Directions: Transcribe every record that appears below, exactly and in full.

==================================================

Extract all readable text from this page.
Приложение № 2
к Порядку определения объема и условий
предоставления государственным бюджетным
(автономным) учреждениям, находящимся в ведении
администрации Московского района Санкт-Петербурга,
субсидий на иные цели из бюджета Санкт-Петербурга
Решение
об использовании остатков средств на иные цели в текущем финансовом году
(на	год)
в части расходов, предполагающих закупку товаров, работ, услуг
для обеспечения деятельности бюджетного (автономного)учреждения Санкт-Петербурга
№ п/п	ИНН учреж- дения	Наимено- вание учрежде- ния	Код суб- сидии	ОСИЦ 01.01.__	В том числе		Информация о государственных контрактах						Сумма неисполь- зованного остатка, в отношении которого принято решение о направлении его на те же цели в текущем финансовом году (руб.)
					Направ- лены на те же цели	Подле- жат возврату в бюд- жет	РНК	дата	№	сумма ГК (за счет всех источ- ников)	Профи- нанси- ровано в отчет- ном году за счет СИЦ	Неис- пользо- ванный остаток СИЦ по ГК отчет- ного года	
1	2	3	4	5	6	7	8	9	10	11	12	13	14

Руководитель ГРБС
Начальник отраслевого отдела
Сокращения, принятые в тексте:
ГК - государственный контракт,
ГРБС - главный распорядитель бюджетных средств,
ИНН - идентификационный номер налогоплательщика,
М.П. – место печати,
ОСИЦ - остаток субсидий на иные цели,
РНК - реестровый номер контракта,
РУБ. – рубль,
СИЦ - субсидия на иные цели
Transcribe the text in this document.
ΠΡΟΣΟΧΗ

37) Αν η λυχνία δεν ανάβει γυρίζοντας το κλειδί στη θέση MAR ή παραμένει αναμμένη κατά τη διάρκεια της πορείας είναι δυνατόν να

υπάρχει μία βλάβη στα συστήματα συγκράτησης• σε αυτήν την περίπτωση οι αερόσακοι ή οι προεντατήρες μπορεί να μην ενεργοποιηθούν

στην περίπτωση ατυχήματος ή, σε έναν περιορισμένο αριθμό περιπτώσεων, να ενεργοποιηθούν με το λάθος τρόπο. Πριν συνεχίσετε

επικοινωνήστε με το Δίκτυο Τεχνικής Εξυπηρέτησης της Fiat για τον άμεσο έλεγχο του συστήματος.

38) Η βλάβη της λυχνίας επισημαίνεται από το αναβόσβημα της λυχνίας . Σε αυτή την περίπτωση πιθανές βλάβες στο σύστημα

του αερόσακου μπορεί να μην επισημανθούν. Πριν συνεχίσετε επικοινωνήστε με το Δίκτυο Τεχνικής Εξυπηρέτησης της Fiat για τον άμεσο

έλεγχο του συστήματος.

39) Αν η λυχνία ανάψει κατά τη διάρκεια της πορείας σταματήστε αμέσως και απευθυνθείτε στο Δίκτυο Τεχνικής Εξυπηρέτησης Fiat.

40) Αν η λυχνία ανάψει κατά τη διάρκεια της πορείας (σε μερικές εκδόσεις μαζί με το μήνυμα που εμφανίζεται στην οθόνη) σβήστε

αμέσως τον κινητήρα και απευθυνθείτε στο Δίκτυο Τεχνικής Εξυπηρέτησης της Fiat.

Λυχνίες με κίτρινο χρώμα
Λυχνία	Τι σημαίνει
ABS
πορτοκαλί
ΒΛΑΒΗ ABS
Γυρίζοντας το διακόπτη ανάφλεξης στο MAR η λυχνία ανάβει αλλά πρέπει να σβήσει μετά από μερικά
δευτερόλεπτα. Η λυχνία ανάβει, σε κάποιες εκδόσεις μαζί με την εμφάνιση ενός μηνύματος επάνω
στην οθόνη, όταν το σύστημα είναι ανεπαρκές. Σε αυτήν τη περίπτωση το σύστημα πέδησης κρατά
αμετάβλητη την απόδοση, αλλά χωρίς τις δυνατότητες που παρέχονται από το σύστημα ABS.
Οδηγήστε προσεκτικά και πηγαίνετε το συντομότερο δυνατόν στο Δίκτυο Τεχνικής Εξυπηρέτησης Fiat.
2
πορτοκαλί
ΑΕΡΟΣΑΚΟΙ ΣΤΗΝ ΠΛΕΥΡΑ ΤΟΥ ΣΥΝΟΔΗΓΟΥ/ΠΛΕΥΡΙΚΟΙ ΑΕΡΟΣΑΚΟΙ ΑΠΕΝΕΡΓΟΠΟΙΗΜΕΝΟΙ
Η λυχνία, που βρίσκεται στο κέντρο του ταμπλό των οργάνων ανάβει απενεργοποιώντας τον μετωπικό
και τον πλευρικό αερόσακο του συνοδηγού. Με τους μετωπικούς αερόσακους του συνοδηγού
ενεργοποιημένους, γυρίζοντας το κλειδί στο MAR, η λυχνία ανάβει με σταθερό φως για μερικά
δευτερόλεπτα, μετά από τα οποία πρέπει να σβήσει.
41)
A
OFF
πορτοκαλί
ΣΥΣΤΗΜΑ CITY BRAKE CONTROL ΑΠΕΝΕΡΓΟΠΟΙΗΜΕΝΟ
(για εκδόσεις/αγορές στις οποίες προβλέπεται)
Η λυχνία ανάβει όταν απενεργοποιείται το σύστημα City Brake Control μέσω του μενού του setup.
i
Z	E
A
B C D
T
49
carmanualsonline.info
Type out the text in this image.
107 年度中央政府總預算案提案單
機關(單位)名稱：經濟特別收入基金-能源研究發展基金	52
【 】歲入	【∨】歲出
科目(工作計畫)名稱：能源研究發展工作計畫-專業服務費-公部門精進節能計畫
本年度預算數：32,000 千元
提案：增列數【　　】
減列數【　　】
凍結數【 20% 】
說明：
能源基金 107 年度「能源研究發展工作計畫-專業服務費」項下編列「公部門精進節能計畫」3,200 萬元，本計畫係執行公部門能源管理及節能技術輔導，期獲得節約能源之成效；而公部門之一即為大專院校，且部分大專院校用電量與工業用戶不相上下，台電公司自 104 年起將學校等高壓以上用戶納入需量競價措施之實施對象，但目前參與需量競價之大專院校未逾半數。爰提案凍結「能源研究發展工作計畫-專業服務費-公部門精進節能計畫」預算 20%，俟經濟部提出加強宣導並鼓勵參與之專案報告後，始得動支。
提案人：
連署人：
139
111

==================================================

Solution to the problem:
Extract all readable text from this page.
Приложение № 2
к Порядку определения объема и условий
предоставления государственным бюджетным
(автономным) учреждениям, находящимся в ведении
администрации Московского района Санкт-Петербурга,
субсидий на иные цели из бюджета Санкт-Петербурга
Решение
об использовании остатков средств на иные цели в текущем финансовом году
(на	год)
в части расходов, предполагающих закупку товаров, работ, услуг
для обеспечения деятельности бюджетного (автономного)учреждения Санкт-Петербурга
№ п/п	ИНН учреж- дения	Наимено- вание учрежде- ния	Код суб- сидии	ОСИЦ 01.01.__	В том числе		Информация о государственных контрактах						Сумма неисполь- зованного остатка, в отношении которого принято решение о направлении его на те же цели в текущем финансовом году (руб.)
					Направ- лены на те же цели	Подле- жат возврату в бюд- жет	РНК	дата	№	сумма ГК (за счет всех источ- ников)	Профи- нанси- ровано в отчет- ном году за счет СИЦ	Неис- пользо- ванный остаток СИЦ по ГК отчет- ного года	
1	2	3	4	5	6	7	8	9	10	11	12	13	14

Руководитель ГРБС
Начальник отраслевого отдела
Сокращения, принятые в тексте:
ГК - государственный контракт,
ГРБС - главный распорядитель бюджетных средств,
ИНН - идентификационный номер налогоплательщика,
М.П. – место печати,
ОСИЦ - остаток субсидий на иные цели,
РНК - реестровый номер контракта,
РУБ. – рубль,
СИЦ - субсидия на иные цели
Transcribe the text in this document.
ΠΡΟΣΟΧΗ

37) Αν η λυχνία δεν ανάβει γυρίζοντας το κλειδί στη θέση MAR ή παραμένει αναμμένη κατά τη διάρκεια της πορείας είναι δυνατόν να

υπάρχει μία βλάβη στα συστήματα συγκράτησης• σε αυτήν την περίπτωση οι αερόσακοι ή οι προεντατήρες μπορεί να μην ενεργοποιηθούν

στην περίπτωση ατυχήματος ή, σε έναν περιορισμένο αριθμό περιπτώσεων, να ενεργοποιηθούν με το λάθος τρόπο. Πριν συνεχίσετε

επικοινωνήστε με το Δίκτυο Τεχνικής Εξυπηρέτησης της Fiat για τον άμεσο έλεγχο του συστήματος.

38) Η βλάβη της λυχνίας επισημαίνεται από το αναβόσβημα της λυχνίας . Σε αυτή την περίπτωση πιθανές βλάβες στο σύστημα

του αερόσακου μπορεί να μην επισημανθούν. Πριν συνεχίσετε επικοινωνήστε με το Δίκτυο Τεχνικής Εξυπηρέτησης της Fiat για τον άμεσο

έλεγχο του συστήματος.

39) Αν η λυχνία ανάψει κατά τη διάρκεια της πορείας σταματήστε αμέσως και απευθυνθείτε στο Δίκτυο Τεχνικής Εξυπηρέτησης Fiat.

40) Αν η λυχνία ανάψει κατά τη διάρκεια της πορείας (σε μερικές εκδόσεις μαζί με το μήνυμα που εμφανίζεται στην οθόνη) σβήστε

αμέσως τον κινητήρα και απευθυνθείτε στο Δίκτυο Τεχνικής Εξυπηρέτησης της Fiat.

Λυχνίες με κίτρινο χρώμα
Λυχνία	Τι σημαίνει
ABS
πορτοκαλί
ΒΛΑΒΗ ABS
Γυρίζοντας το διακόπτη ανάφλεξης στο MAR η λυχνία ανάβει αλλά πρέπει να σβήσει μετά από μερικά
δευτερόλεπτα. Η λυχνία ανάβει, σε κάποιες εκδόσεις μαζί με την εμφάνιση ενός μηνύματος επάνω
στην οθόνη, όταν το σύστημα είναι ανεπαρκές. Σε αυτήν τη περίπτωση το σύστημα πέδησης κρατά
αμετάβλητη την απόδοση, αλλά χωρίς τις δυνατότητες που παρέχονται από το σύστημα ABS.
Οδηγήστε προσεκτικά και πηγαίνετε το συντομότερο δυνατόν στο Δίκτυο Τεχνικής Εξυπηρέτησης Fiat.
2
πορτοκαλί
ΑΕΡΟΣΑΚΟΙ ΣΤΗΝ ΠΛΕΥΡΑ ΤΟΥ ΣΥΝΟΔΗΓΟΥ/ΠΛΕΥΡΙΚΟΙ ΑΕΡΟΣΑΚΟΙ ΑΠΕΝΕΡΓΟΠΟΙΗΜΕΝΟΙ
Η λυχνία, που βρίσκεται στο κέντρο του ταμπλό των οργάνων ανάβει απενεργοποιώντας τον μετωπικό
και τον πλευρικό αερόσακο του συνοδηγού. Με τους μετωπικούς αερόσακους του συνοδηγού
ενεργοποιημένους, γυρίζοντας το κλειδί στο MAR, η λυχνία ανάβει με σταθερό φως για μερικά
δευτερόλεπτα, μετά από τα οποία πρέπει να σβήσει.
41)
A
OFF
πορτοκαλί
ΣΥΣΤΗΜΑ CITY BRAKE CONTROL ΑΠΕΝΕΡΓΟΠΟΙΗΜΕΝΟ
(για εκδόσεις/αγορές στις οποίες προβλέπεται)
Η λυχνία ανάβει όταν απενεργοποιείται το σύστημα City Brake Control μέσω του μενού του setup.
i
Z	E
A
B C D
T
49
carmanualsonline.info
Type out the text in this image.
107 年度中央政府總預算案提案單
機關(單位)名稱：經濟特別收入基金-能源研究發展基金	52
【 】歲入	【∨】歲出
科目(工作計畫)名稱：能源研究發展工作計畫-專業服務費-公部門精進節能計畫
本年度預算數：32,000 千元
提案：增列數【　　】
減列數【　　】
凍結數【 20% 】
說明：
能源基金 107 年度「能源研究發展工作計畫-專業服務費」項下編列「公部門精進節能計畫」3,200 萬元，本計畫係執行公部門能源管理及節能技術輔導，期獲得節約能源之成效；而公部門之一即為大專院校，且部分大專院校用電量與工業用戶不相上下，台電公司自 104 年起將學校等高壓以上用戶納入需量競價措施之實施對象，但目前參與需量競價之大專院校未逾半數。爰提案凍結「能源研究發展工作計畫-專業服務費-公部門精進節能計畫」預算 20%，俟經濟部提出加強宣導並鼓勵參與之專案報告後，始得動支。
提案人：
連署人：
139
111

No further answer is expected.